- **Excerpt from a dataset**
######
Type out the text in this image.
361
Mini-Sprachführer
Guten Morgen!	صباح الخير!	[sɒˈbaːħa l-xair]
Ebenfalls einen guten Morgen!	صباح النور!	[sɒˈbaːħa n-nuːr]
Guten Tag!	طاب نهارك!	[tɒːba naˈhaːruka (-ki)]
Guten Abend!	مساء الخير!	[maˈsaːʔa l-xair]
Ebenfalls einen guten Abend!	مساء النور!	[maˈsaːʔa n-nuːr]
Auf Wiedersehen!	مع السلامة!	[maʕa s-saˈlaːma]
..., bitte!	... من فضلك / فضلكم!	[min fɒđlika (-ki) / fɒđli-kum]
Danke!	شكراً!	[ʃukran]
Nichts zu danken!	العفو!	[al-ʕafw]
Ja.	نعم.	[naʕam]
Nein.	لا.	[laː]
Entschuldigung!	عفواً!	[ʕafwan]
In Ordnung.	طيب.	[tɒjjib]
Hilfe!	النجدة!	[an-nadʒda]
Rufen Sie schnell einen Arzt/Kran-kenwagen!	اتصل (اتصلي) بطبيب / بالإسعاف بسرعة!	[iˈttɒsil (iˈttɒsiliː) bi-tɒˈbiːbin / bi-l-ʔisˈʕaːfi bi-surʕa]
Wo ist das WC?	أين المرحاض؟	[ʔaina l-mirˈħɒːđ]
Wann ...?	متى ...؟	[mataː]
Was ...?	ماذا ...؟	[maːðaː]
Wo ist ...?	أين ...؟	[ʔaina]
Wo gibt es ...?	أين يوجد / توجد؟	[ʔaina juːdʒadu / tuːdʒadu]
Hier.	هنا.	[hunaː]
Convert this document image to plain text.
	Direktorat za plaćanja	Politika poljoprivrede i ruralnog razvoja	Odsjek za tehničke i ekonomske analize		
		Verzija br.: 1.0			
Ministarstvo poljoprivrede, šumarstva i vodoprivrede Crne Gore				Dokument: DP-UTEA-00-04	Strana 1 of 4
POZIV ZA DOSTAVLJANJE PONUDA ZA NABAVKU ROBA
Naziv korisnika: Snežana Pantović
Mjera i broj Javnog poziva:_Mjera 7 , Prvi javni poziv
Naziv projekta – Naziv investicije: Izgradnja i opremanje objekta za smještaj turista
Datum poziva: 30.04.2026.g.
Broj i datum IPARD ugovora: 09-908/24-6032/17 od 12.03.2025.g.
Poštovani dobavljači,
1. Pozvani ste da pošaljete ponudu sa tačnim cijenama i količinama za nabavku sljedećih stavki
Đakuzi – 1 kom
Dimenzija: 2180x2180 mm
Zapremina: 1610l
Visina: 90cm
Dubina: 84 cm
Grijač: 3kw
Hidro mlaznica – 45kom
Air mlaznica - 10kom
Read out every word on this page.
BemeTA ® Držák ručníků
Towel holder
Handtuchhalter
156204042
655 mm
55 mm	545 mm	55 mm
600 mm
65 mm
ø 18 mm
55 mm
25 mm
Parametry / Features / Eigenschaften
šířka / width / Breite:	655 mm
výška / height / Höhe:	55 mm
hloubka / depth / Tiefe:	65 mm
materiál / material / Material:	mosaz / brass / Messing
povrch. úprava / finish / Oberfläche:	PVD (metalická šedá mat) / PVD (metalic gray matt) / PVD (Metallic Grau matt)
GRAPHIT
######
Extract every line from the one containing "Read out every word on this page." to the end of the entries, including both of those lines, exactly as given and with nothing added.

Read out every word on this page.
BemeTA ® Držák ručníků
Towel holder
Handtuchhalter
156204042
655 mm
55 mm	545 mm	55 mm
600 mm
65 mm
ø 18 mm
55 mm
25 mm
Parametry / Features / Eigenschaften
šířka / width / Breite:	655 mm
výška / height / Höhe:	55 mm
hloubka / depth / Tiefe:	65 mm
materiál / material / Material:	mosaz / brass / Messing
povrch. úprava / finish / Oberfläche:	PVD (metalická šedá mat) / PVD (metalic gray matt) / PVD (Metallic Grau matt)
GRAPHIT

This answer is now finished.